What you will do:
Copy every line of the records below word for word, leaving out the pictures.

— START OF Stored rows —

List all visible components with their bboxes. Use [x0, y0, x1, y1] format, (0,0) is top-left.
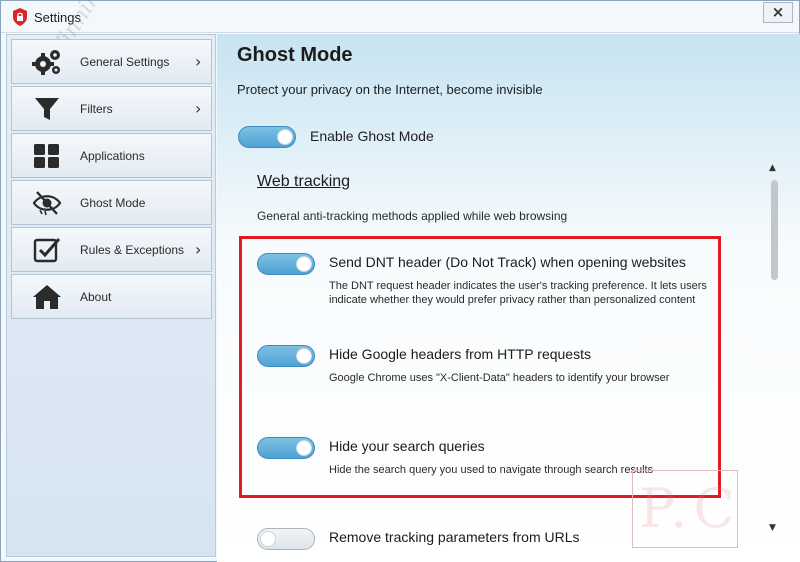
- scroll-thumb[interactable]: [771, 180, 778, 280]
- page-title: Ghost Mode: [237, 44, 353, 66]
- title-bar: Settings ×: [1, 1, 799, 33]
- highlight-box: [239, 236, 721, 498]
- sidebar-item-applications[interactable]: Applications: [11, 133, 212, 178]
- funnel-icon: [35, 98, 59, 120]
- section-description: General anti-tracking methods applied wh…: [257, 209, 568, 223]
- checkbox-icon: [33, 238, 61, 263]
- vertical-scrollbar[interactable]: ▲ ▼: [766, 161, 783, 561]
- option-title: Remove tracking parameters from URLs: [329, 529, 580, 545]
- grid-icon: [34, 144, 59, 168]
- home-icon: [33, 285, 61, 309]
- chevron-right-icon: ›: [195, 52, 202, 71]
- sidebar-item-label: Ghost Mode: [80, 196, 146, 210]
- chevron-right-icon: ›: [195, 99, 202, 118]
- gears-icon: [32, 50, 60, 75]
- window-title: Settings: [34, 10, 81, 25]
- pc-logo: P.C: [632, 470, 738, 548]
- pc-logo-text: P.C: [639, 477, 741, 540]
- main-panel: Ghost Mode Protect your privacy on the I…: [217, 34, 800, 562]
- close-button[interactable]: ×: [763, 2, 793, 23]
- sidebar-item-label: Filters: [80, 102, 113, 116]
- sidebar-item-label: About: [80, 290, 112, 304]
- sidebar-item-label: Applications: [80, 149, 145, 163]
- shield-lock-icon: [13, 8, 27, 26]
- sidebar-item-ghost-mode[interactable]: Ghost Mode: [11, 180, 212, 225]
- toggle-knob: [260, 531, 276, 547]
- close-icon: ×: [771, 3, 785, 21]
- section-heading-web-tracking: Web tracking: [257, 173, 351, 190]
- sidebar-item-filters[interactable]: Filters ›: [11, 86, 212, 131]
- chevron-right-icon: ›: [195, 240, 202, 259]
- scroll-down-arrow-icon[interactable]: ▼: [769, 523, 776, 533]
- page-subtitle: Protect your privacy on the Internet, be…: [237, 82, 543, 97]
- enable-ghost-mode-label: Enable Ghost Mode: [310, 128, 434, 144]
- sidebar-item-rules-exceptions[interactable]: Rules & Exceptions ›: [11, 227, 212, 272]
- sidebar: WinningPC General Settings › Filters › A…: [6, 0, 216, 557]
- scroll-up-arrow-icon[interactable]: ▲: [769, 163, 776, 173]
- toggle-knob: [277, 129, 293, 145]
- eye-hidden-icon: [32, 191, 62, 216]
- sidebar-item-general-settings[interactable]: General Settings ›: [11, 39, 212, 84]
- settings-window: Settings × WinningPC General Settings ›: [0, 0, 800, 562]
- sidebar-item-about[interactable]: About: [11, 274, 212, 319]
- remove-tracking-params-toggle[interactable]: [257, 528, 315, 550]
- sidebar-item-label: General Settings: [80, 55, 170, 69]
- sidebar-item-label: Rules & Exceptions: [80, 243, 185, 257]
- enable-ghost-mode-toggle[interactable]: [238, 126, 296, 148]
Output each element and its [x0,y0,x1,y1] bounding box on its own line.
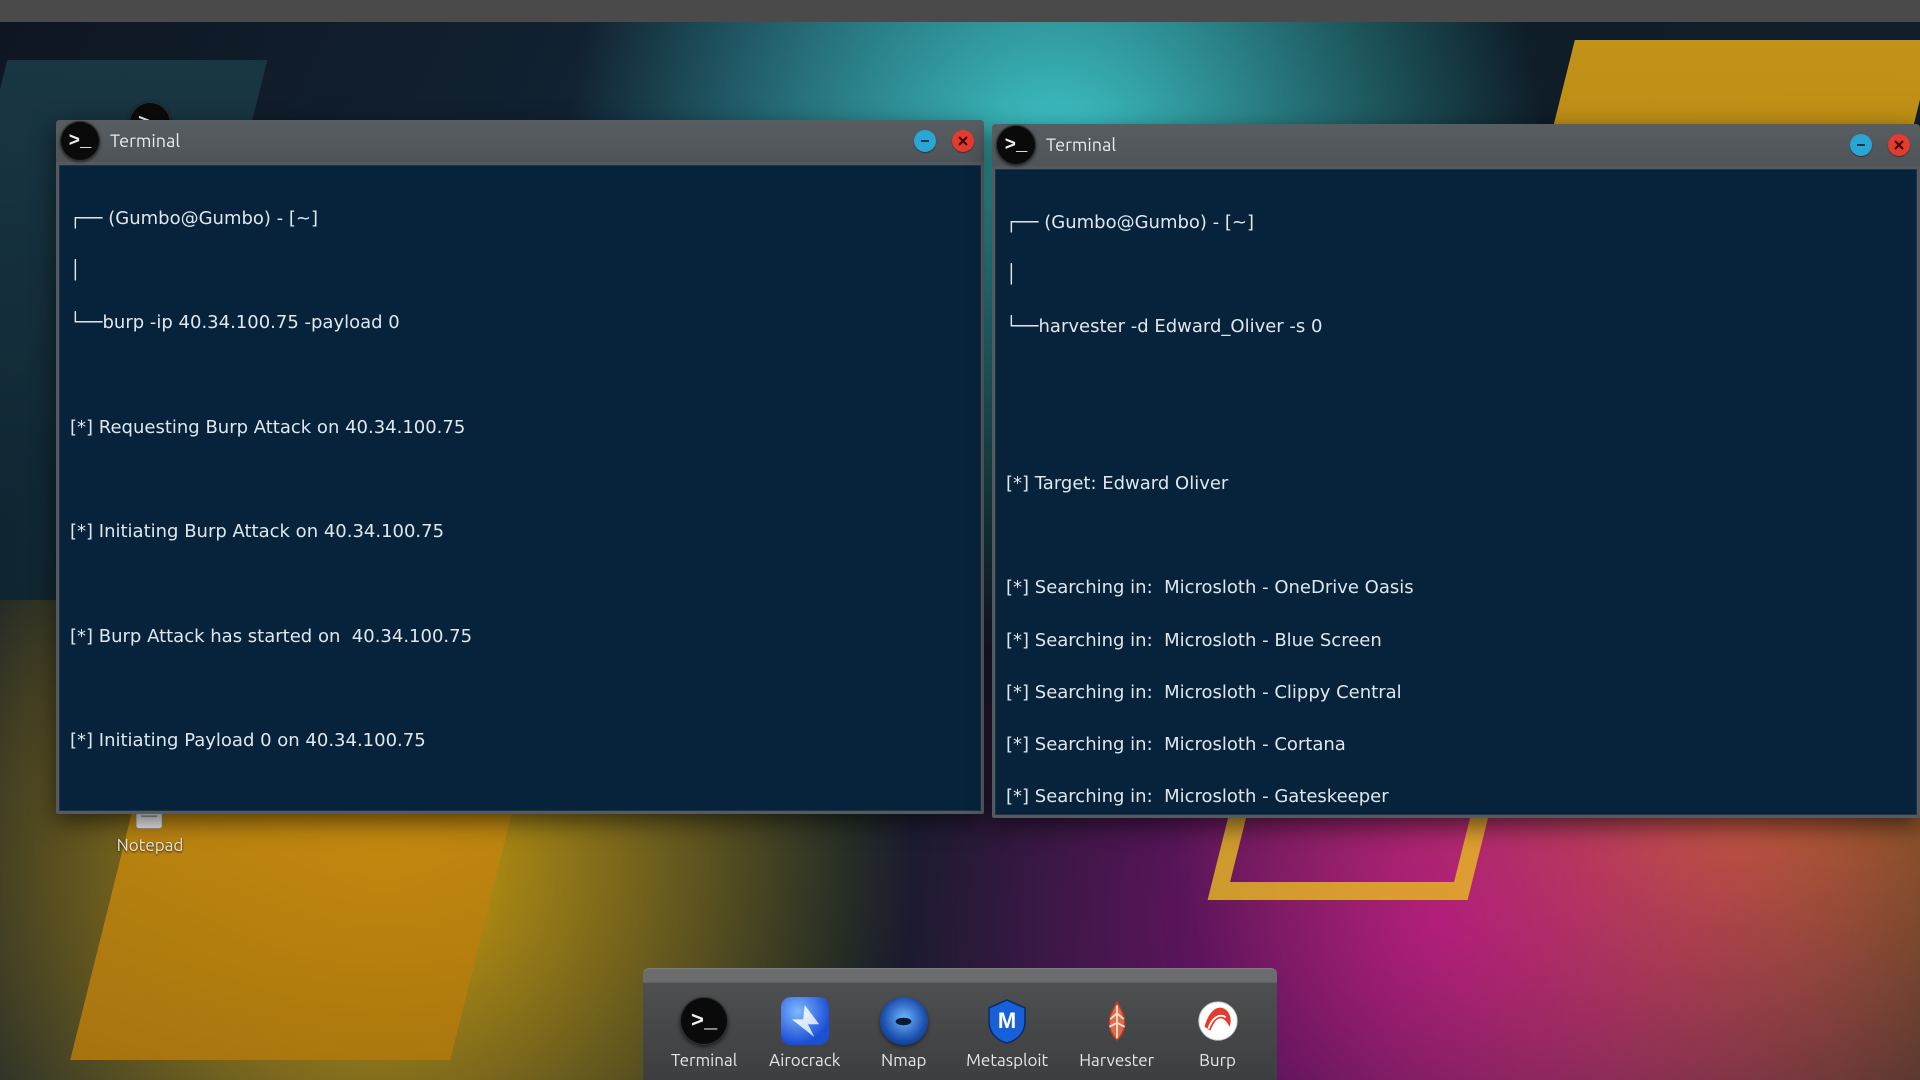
dock-item-label: Harvester [1079,1051,1154,1070]
desktop-icon-label: Notepad [90,836,210,855]
svg-text:M: M [998,1008,1016,1033]
close-button[interactable] [952,130,974,152]
dock-item-label: Nmap [881,1051,927,1070]
terminal-output[interactable]: ┌── (Gumbo@Gumbo) - [~] │ └──burp -ip 40… [59,165,981,811]
titlebar[interactable]: >_ Terminal [992,124,1920,166]
output-line: [*] Searching in: Microsloth - Gateskeep… [1006,784,1906,810]
harvester-icon [1093,997,1141,1045]
dock-item-airocrack[interactable]: Airocrack [769,997,840,1070]
output-line: [*] Target: Edward Oliver [1006,471,1906,497]
output-line: [*] Requesting Burp Attack on 40.34.100.… [70,415,970,441]
output-line: [*] Burp Attack has started on 40.34.100… [70,624,970,650]
dock-item-label: Metasploit [966,1051,1048,1070]
airocrack-icon [781,997,829,1045]
top-menu-bar[interactable] [0,0,1920,22]
output-line: [*] Searching in: Microsloth - Cortana [1006,732,1906,758]
burp-icon [1194,997,1242,1045]
minimize-button[interactable] [1850,134,1872,156]
dock-item-label: Airocrack [769,1051,840,1070]
terminal-window-left[interactable]: >_ Terminal ┌── (Gumbo@Gumbo) - [~] │ └─… [56,120,984,814]
titlebar[interactable]: >_ Terminal [56,120,984,162]
output-line: [*] Initiating Payload 0 on 40.34.100.75 [70,728,970,754]
output-line: [*] Searching in: Microsloth - Blue Scre… [1006,628,1906,654]
dock-item-terminal[interactable]: >_ Terminal [671,997,737,1070]
dock-item-nmap[interactable]: Nmap [872,997,935,1070]
prompt-line: │ [70,258,970,284]
minimize-button[interactable] [914,130,936,152]
dock-item-label: Terminal [671,1051,737,1070]
window-title: Terminal [110,131,180,151]
prompt-command: └──burp -ip 40.34.100.75 -payload 0 [70,310,970,336]
prompt-command: └──harvester -d Edward_Oliver -s 0 [1006,314,1906,340]
dock-item-burp[interactable]: Burp [1186,997,1249,1070]
nmap-icon [880,997,928,1045]
prompt-line: ┌── (Gumbo@Gumbo) - [~] [1006,210,1906,236]
output-line: [*] Initiating Burp Attack on 40.34.100.… [70,519,970,545]
terminal-icon: >_ [996,125,1036,165]
terminal-icon: >_ [60,121,100,161]
close-button[interactable] [1888,134,1910,156]
dock-item-metasploit[interactable]: M Metasploit [967,997,1047,1070]
output-line: [*] Searching in: Microsloth - OneDrive … [1006,575,1906,601]
prompt-line: │ [1006,262,1906,288]
dock-item-harvester[interactable]: Harvester [1079,997,1154,1070]
prompt-line: ┌── (Gumbo@Gumbo) - [~] [70,206,970,232]
terminal-window-right[interactable]: >_ Terminal ┌── (Gumbo@Gumbo) - [~] │ └─… [992,124,1920,818]
metasploit-icon: M [983,997,1031,1045]
terminal-output[interactable]: ┌── (Gumbo@Gumbo) - [~] │ └──harvester -… [995,169,1917,815]
dock-handle[interactable] [643,968,1277,982]
dock-item-label: Burp [1199,1051,1236,1070]
output-line: [*] Searching in: Microsloth - Clippy Ce… [1006,680,1906,706]
dock[interactable]: >_ Terminal Airocrack Nmap M Metasploit … [643,968,1277,1080]
terminal-icon: >_ [680,997,728,1045]
window-title: Terminal [1046,135,1116,155]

— END OF Stored rows —

In response:
List all visible components with their bboxes. Use [x0, y0, x1, y1] format, (0,0) is top-left.
- scroll-thumb[interactable]: [771, 180, 778, 280]
- page-title: Ghost Mode: [237, 44, 353, 66]
- title-bar: Settings ×: [1, 1, 799, 33]
- highlight-box: [239, 236, 721, 498]
- sidebar-item-applications[interactable]: Applications: [11, 133, 212, 178]
- funnel-icon: [35, 98, 59, 120]
- section-description: General anti-tracking methods applied wh…: [257, 209, 568, 223]
- checkbox-icon: [33, 238, 61, 263]
- vertical-scrollbar[interactable]: ▲ ▼: [766, 161, 783, 561]
- option-title: Remove tracking parameters from URLs: [329, 529, 580, 545]
- grid-icon: [34, 144, 59, 168]
- home-icon: [33, 285, 61, 309]
- chevron-right-icon: ›: [195, 52, 202, 71]
- sidebar-item-label: Ghost Mode: [80, 196, 146, 210]
- chevron-right-icon: ›: [195, 99, 202, 118]
- gears-icon: [32, 50, 60, 75]
- window-title: Settings: [34, 10, 81, 25]
- pc-logo: P.C: [632, 470, 738, 548]
- pc-logo-text: P.C: [639, 477, 741, 540]
- main-panel: Ghost Mode Protect your privacy on the I…: [217, 34, 800, 562]
- close-button[interactable]: ×: [763, 2, 793, 23]
- sidebar-item-label: Filters: [80, 102, 113, 116]
- sidebar-item-label: About: [80, 290, 112, 304]
- sidebar-item-label: Applications: [80, 149, 145, 163]
- shield-lock-icon: [13, 8, 27, 26]
- sidebar-item-ghost-mode[interactable]: Ghost Mode: [11, 180, 212, 225]
- toggle-knob: [260, 531, 276, 547]
- close-icon: ×: [771, 3, 785, 21]
- section-heading-web-tracking: Web tracking: [257, 173, 351, 190]
- sidebar-item-filters[interactable]: Filters ›: [11, 86, 212, 131]
- chevron-right-icon: ›: [195, 240, 202, 259]
- scroll-down-arrow-icon[interactable]: ▼: [769, 523, 776, 533]
- page-subtitle: Protect your privacy on the Internet, be…: [237, 82, 543, 97]
- enable-ghost-mode-label: Enable Ghost Mode: [310, 128, 434, 144]
- sidebar-item-rules-exceptions[interactable]: Rules & Exceptions ›: [11, 227, 212, 272]
- sidebar: WinningPC General Settings › Filters › A…: [6, 0, 216, 557]
- scroll-up-arrow-icon[interactable]: ▲: [769, 163, 776, 173]
- toggle-knob: [277, 129, 293, 145]
- eye-hidden-icon: [32, 191, 62, 216]
- sidebar-item-general-settings[interactable]: General Settings ›: [11, 39, 212, 84]
- settings-window: Settings × WinningPC General Settings ›: [0, 0, 800, 562]
- sidebar-item-about[interactable]: About: [11, 274, 212, 319]
- remove-tracking-params-toggle[interactable]: [257, 528, 315, 550]
- sidebar-item-label: General Settings: [80, 55, 170, 69]
- sidebar-item-label: Rules & Exceptions: [80, 243, 185, 257]
- enable-ghost-mode-toggle[interactable]: [238, 126, 296, 148]
Output each element and its [x0,y0,x1,y1] bounding box on its own line.
dock-item-label: Harvester [1079,1051,1154,1070]
desktop-icon-label: Notepad [90,836,210,855]
svg-text:M: M [998,1008,1016,1033]
close-button[interactable] [952,130,974,152]
dock-item-label: Nmap [881,1051,927,1070]
terminal-output[interactable]: ┌── (Gumbo@Gumbo) - [~] │ └──burp -ip 40… [59,165,981,811]
titlebar[interactable]: >_ Terminal [992,124,1920,166]
output-line: [*] Searching in: Microsloth - Gateskeep… [1006,784,1906,810]
harvester-icon [1093,997,1141,1045]
dock-item-airocrack[interactable]: Airocrack [769,997,840,1070]
output-line: [*] Target: Edward Oliver [1006,471,1906,497]
output-line: [*] Requesting Burp Attack on 40.34.100.… [70,415,970,441]
output-line: [*] Burp Attack has started on 40.34.100… [70,624,970,650]
dock-item-label: Metasploit [966,1051,1048,1070]
airocrack-icon [781,997,829,1045]
top-menu-bar[interactable] [0,0,1920,22]
output-line: [*] Searching in: Microsloth - Cortana [1006,732,1906,758]
burp-icon [1194,997,1242,1045]
minimize-button[interactable] [1850,134,1872,156]
dock-item-label: Airocrack [769,1051,840,1070]
terminal-window-left[interactable]: >_ Terminal ┌── (Gumbo@Gumbo) - [~] │ └─… [56,120,984,814]
titlebar[interactable]: >_ Terminal [56,120,984,162]
output-line: [*] Initiating Payload 0 on 40.34.100.75 [70,728,970,754]
output-line: [*] Searching in: Microsloth - Blue Scre… [1006,628,1906,654]
dock-item-terminal[interactable]: >_ Terminal [671,997,737,1070]
dock-item-nmap[interactable]: Nmap [872,997,935,1070]
prompt-line: │ [70,258,970,284]
minimize-button[interactable] [914,130,936,152]
dock-item-label: Terminal [671,1051,737,1070]
window-title: Terminal [110,131,180,151]
prompt-command: └──burp -ip 40.34.100.75 -payload 0 [70,310,970,336]
prompt-command: └──harvester -d Edward_Oliver -s 0 [1006,314,1906,340]
dock-item-burp[interactable]: Burp [1186,997,1249,1070]
nmap-icon [880,997,928,1045]
prompt-line: ┌── (Gumbo@Gumbo) - [~] [1006,210,1906,236]
output-line: [*] Initiating Burp Attack on 40.34.100.… [70,519,970,545]
terminal-icon: >_ [996,125,1036,165]
terminal-icon: >_ [60,121,100,161]
close-button[interactable] [1888,134,1910,156]
dock-item-metasploit[interactable]: M Metasploit [967,997,1047,1070]
output-line: [*] Searching in: Microsloth - OneDrive … [1006,575,1906,601]
prompt-line: │ [1006,262,1906,288]
dock-item-harvester[interactable]: Harvester [1079,997,1154,1070]
prompt-line: ┌── (Gumbo@Gumbo) - [~] [70,206,970,232]
terminal-window-right[interactable]: >_ Terminal ┌── (Gumbo@Gumbo) - [~] │ └─… [992,124,1920,818]
metasploit-icon: M [983,997,1031,1045]
terminal-output[interactable]: ┌── (Gumbo@Gumbo) - [~] │ └──harvester -… [995,169,1917,815]
dock-handle[interactable] [643,968,1277,982]
dock-item-label: Burp [1199,1051,1236,1070]
output-line: [*] Searching in: Microsloth - Clippy Ce… [1006,680,1906,706]
dock[interactable]: >_ Terminal Airocrack Nmap M Metasploit … [643,968,1277,1080]
terminal-icon: >_ [680,997,728,1045]
window-title: Terminal [1046,135,1116,155]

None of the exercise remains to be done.